[Stored items from a collection]
━━━
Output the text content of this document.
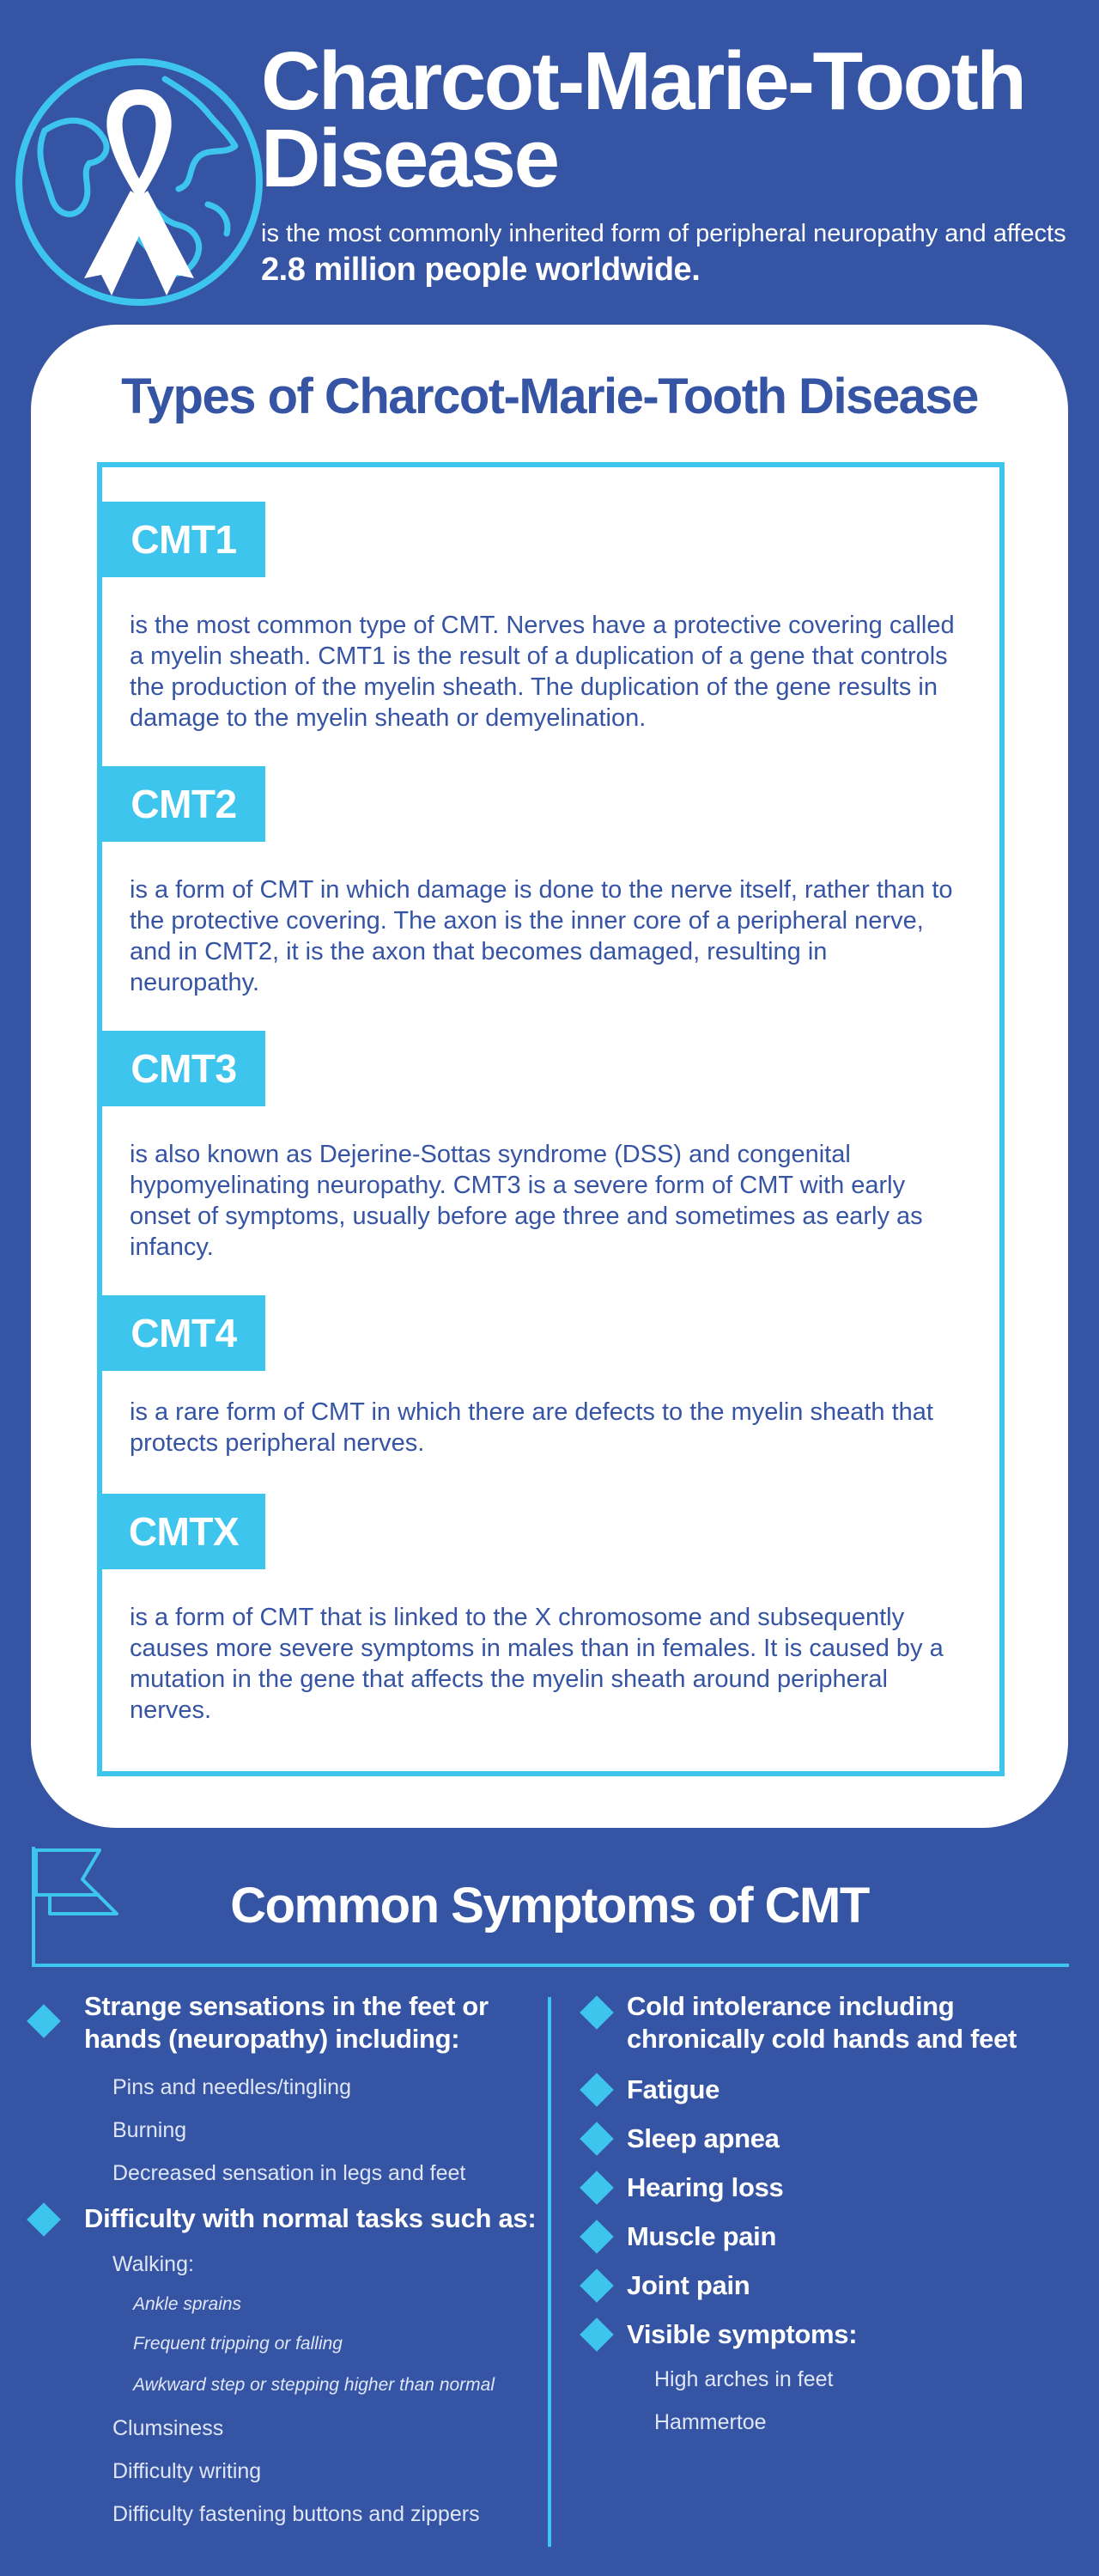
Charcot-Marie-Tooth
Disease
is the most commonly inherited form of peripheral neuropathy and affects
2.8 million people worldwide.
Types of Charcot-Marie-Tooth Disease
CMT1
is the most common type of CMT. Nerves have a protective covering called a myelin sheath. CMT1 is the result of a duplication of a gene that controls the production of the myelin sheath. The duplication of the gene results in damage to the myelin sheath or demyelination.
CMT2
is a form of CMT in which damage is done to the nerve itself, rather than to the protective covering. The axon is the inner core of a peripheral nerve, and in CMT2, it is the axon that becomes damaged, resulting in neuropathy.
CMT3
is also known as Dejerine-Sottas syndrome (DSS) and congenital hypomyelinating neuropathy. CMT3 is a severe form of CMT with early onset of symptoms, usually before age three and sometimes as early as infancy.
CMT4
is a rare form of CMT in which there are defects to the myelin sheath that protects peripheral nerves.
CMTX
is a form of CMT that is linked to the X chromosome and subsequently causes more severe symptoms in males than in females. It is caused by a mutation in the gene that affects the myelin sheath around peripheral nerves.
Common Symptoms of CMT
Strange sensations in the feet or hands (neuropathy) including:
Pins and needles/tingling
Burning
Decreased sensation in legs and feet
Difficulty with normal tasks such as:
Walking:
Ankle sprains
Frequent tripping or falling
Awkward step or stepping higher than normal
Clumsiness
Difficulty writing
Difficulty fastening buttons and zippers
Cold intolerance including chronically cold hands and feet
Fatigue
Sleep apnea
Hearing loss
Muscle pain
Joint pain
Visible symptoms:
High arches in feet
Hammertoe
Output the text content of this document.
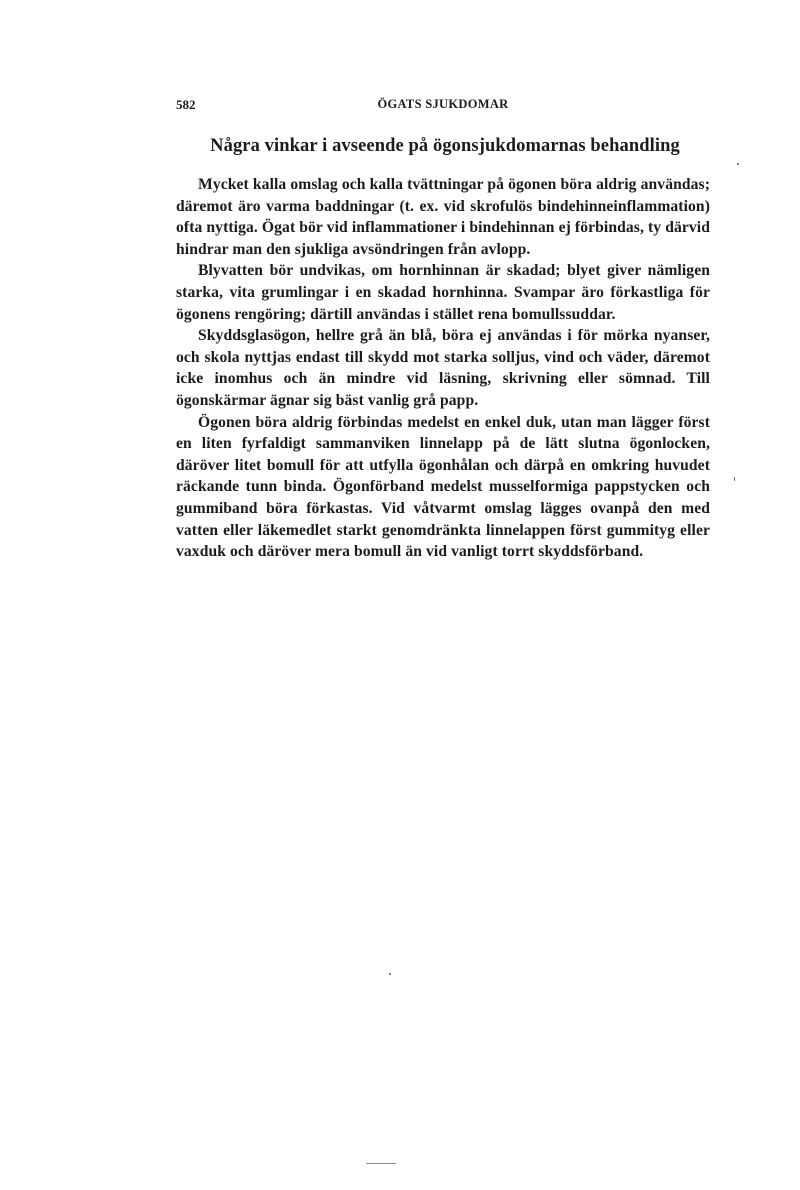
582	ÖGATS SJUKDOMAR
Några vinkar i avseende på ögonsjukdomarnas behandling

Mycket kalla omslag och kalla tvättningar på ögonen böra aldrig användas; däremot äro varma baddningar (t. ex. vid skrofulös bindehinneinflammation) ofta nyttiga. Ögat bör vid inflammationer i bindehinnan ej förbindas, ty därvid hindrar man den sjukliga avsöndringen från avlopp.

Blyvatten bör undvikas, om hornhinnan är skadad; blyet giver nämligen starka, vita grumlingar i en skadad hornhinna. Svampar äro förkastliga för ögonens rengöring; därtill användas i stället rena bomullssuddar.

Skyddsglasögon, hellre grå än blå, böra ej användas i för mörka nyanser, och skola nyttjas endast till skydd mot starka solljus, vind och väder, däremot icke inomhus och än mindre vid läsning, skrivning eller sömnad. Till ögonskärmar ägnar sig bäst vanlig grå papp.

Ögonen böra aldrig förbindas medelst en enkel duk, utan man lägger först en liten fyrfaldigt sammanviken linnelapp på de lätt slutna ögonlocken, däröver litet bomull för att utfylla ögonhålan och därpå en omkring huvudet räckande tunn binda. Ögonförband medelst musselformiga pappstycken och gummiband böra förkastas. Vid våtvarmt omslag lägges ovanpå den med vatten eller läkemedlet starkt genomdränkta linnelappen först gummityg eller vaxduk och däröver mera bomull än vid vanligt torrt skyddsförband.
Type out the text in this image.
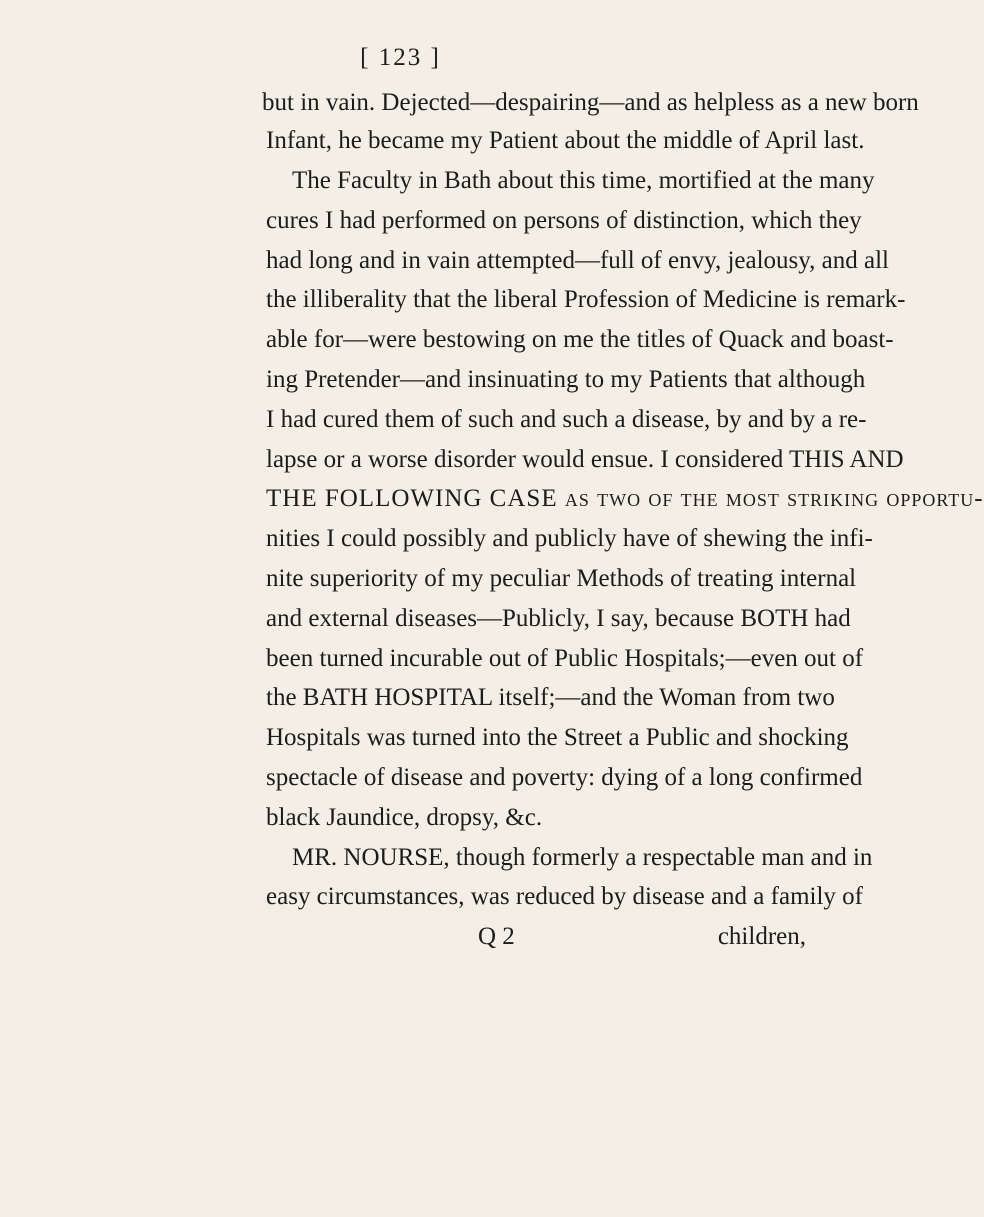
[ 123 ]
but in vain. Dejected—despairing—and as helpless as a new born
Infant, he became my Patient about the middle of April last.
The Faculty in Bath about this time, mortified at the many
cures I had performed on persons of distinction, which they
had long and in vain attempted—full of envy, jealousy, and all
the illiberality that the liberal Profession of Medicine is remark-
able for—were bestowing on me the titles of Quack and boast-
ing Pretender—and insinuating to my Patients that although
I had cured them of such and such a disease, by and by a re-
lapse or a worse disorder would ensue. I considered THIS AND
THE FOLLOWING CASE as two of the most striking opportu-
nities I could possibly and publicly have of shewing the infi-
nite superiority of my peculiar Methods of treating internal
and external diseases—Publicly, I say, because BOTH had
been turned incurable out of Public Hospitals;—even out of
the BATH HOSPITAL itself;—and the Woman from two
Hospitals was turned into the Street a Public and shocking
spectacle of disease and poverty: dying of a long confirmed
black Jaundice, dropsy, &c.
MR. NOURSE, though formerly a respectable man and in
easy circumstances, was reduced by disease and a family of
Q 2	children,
━━━
▶ TASK TO COMPLETE:
Return the data above in its exact wording, with none of the pictures.

▶ ANSWER TO THE EXERCISE:
Output the text content of this document.
Charcot-Marie-Tooth
Disease
is the most commonly inherited form of peripheral neuropathy and affects
2.8 million people worldwide.
Types of Charcot-Marie-Tooth Disease
CMT1
is the most common type of CMT. Nerves have a protective covering called a myelin sheath. CMT1 is the result of a duplication of a gene that controls the production of the myelin sheath. The duplication of the gene results in damage to the myelin sheath or demyelination.
CMT2
is a form of CMT in which damage is done to the nerve itself, rather than to the protective covering. The axon is the inner core of a peripheral nerve, and in CMT2, it is the axon that becomes damaged, resulting in neuropathy.
CMT3
is also known as Dejerine-Sottas syndrome (DSS) and congenital hypomyelinating neuropathy. CMT3 is a severe form of CMT with early onset of symptoms, usually before age three and sometimes as early as infancy.
CMT4
is a rare form of CMT in which there are defects to the myelin sheath that protects peripheral nerves.
CMTX
is a form of CMT that is linked to the X chromosome and subsequently causes more severe symptoms in males than in females. It is caused by a mutation in the gene that affects the myelin sheath around peripheral nerves.
Common Symptoms of CMT
Strange sensations in the feet or hands (neuropathy) including:
Pins and needles/tingling
Burning
Decreased sensation in legs and feet
Difficulty with normal tasks such as:
Walking:
Ankle sprains
Frequent tripping or falling
Awkward step or stepping higher than normal
Clumsiness
Difficulty writing
Difficulty fastening buttons and zippers
Cold intolerance including chronically cold hands and feet
Fatigue
Sleep apnea
Hearing loss
Muscle pain
Joint pain
Visible symptoms:
High arches in feet
Hammertoe
Output the text content of this document.
582	ÖGATS SJUKDOMAR
Några vinkar i avseende på ögonsjukdomarnas behandling

Mycket kalla omslag och kalla tvättningar på ögonen böra aldrig användas; däremot äro varma baddningar (t. ex. vid skrofulös bindehinneinflammation) ofta nyttiga. Ögat bör vid inflammationer i bindehinnan ej förbindas, ty därvid hindrar man den sjukliga avsöndringen från avlopp.

Blyvatten bör undvikas, om hornhinnan är skadad; blyet giver nämligen starka, vita grumlingar i en skadad hornhinna. Svampar äro förkastliga för ögonens rengöring; därtill användas i stället rena bomullssuddar.

Skyddsglasögon, hellre grå än blå, böra ej användas i för mörka nyanser, och skola nyttjas endast till skydd mot starka solljus, vind och väder, däremot icke inomhus och än mindre vid läsning, skrivning eller sömnad. Till ögonskärmar ägnar sig bäst vanlig grå papp.

Ögonen böra aldrig förbindas medelst en enkel duk, utan man lägger först en liten fyrfaldigt sammanviken linnelapp på de lätt slutna ögonlocken, däröver litet bomull för att utfylla ögonhålan och därpå en omkring huvudet räckande tunn binda. Ögonförband medelst musselformiga pappstycken och gummiband böra förkastas. Vid våtvarmt omslag lägges ovanpå den med vatten eller läkemedlet starkt genomdränkta linnelappen först gummityg eller vaxduk och däröver mera bomull än vid vanligt torrt skyddsförband.
Type out the text in this image.
[ 123 ]
but in vain. Dejected—despairing—and as helpless as a new born
Infant, he became my Patient about the middle of April last.
The Faculty in Bath about this time, mortified at the many
cures I had performed on persons of distinction, which they
had long and in vain attempted—full of envy, jealousy, and all
the illiberality that the liberal Profession of Medicine is remark-
able for—were bestowing on me the titles of Quack and boast-
ing Pretender—and insinuating to my Patients that although
I had cured them of such and such a disease, by and by a re-
lapse or a worse disorder would ensue. I considered THIS AND
THE FOLLOWING CASE as two of the most striking opportu-
nities I could possibly and publicly have of shewing the infi-
nite superiority of my peculiar Methods of treating internal
and external diseases—Publicly, I say, because BOTH had
been turned incurable out of Public Hospitals;—even out of
the BATH HOSPITAL itself;—and the Woman from two
Hospitals was turned into the Street a Public and shocking
spectacle of disease and poverty: dying of a long confirmed
black Jaundice, dropsy, &c.
MR. NOURSE, though formerly a respectable man and in
easy circumstances, was reduced by disease and a family of
Q 2	children,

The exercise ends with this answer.